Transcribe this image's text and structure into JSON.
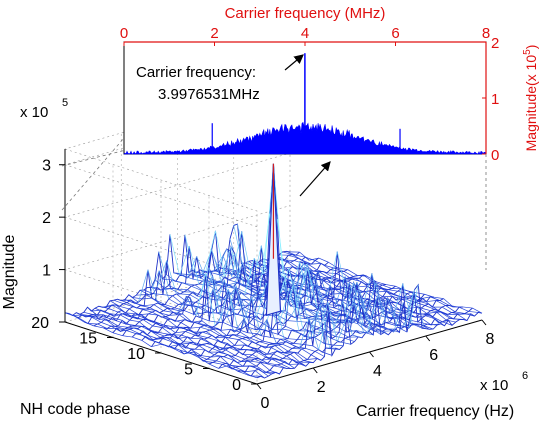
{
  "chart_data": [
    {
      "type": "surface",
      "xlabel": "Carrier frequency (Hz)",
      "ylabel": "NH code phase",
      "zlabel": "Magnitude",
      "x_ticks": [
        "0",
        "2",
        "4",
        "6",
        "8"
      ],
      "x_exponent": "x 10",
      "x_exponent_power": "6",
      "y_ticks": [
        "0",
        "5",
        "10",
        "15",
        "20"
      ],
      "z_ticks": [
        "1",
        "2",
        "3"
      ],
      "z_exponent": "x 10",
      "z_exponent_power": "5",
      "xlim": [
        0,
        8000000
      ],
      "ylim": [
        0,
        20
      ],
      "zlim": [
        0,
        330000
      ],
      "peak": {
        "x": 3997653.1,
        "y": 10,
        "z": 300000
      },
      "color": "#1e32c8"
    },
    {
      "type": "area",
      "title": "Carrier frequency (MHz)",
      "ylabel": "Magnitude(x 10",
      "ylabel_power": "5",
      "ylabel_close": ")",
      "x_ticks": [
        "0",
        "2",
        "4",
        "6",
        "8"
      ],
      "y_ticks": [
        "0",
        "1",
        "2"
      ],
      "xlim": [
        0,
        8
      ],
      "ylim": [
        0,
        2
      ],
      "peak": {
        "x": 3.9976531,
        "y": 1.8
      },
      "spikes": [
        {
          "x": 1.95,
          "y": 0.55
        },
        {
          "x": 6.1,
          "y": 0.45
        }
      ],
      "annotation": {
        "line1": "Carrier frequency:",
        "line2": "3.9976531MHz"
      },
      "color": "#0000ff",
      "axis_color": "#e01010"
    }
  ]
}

-.-.-

Skip the images and write out the rest of the listing exactly.

Transcribe this image's text and structure into JSON.
{
  "chart_data": [
    {
      "type": "surface",
      "xlabel": "Carrier frequency (Hz)",
      "ylabel": "NH code phase",
      "zlabel": "Magnitude",
      "x_ticks": [
        "0",
        "2",
        "4",
        "6",
        "8"
      ],
      "x_exponent": "x 10",
      "x_exponent_power": "6",
      "y_ticks": [
        "0",
        "5",
        "10",
        "15",
        "20"
      ],
      "z_ticks": [
        "1",
        "2",
        "3"
      ],
      "z_exponent": "x 10",
      "z_exponent_power": "5",
      "xlim": [
        0,
        8000000
      ],
      "ylim": [
        0,
        20
      ],
      "zlim": [
        0,
        330000
      ],
      "peak": {
        "x": 3997653.1,
        "y": 10,
        "z": 300000
      },
      "color": "#1e32c8"
    },
    {
      "type": "area",
      "title": "Carrier frequency (MHz)",
      "ylabel": "Magnitude(x 10",
      "ylabel_power": "5",
      "ylabel_close": ")",
      "x_ticks": [
        "0",
        "2",
        "4",
        "6",
        "8"
      ],
      "y_ticks": [
        "0",
        "1",
        "2"
      ],
      "xlim": [
        0,
        8
      ],
      "ylim": [
        0,
        2
      ],
      "peak": {
        "x": 3.9976531,
        "y": 1.8
      },
      "spikes": [
        {
          "x": 1.95,
          "y": 0.55
        },
        {
          "x": 6.1,
          "y": 0.45
        }
      ],
      "annotation": {
        "line1": "Carrier frequency:",
        "line2": "3.9976531MHz"
      },
      "color": "#0000ff",
      "axis_color": "#e01010"
    }
  ]
}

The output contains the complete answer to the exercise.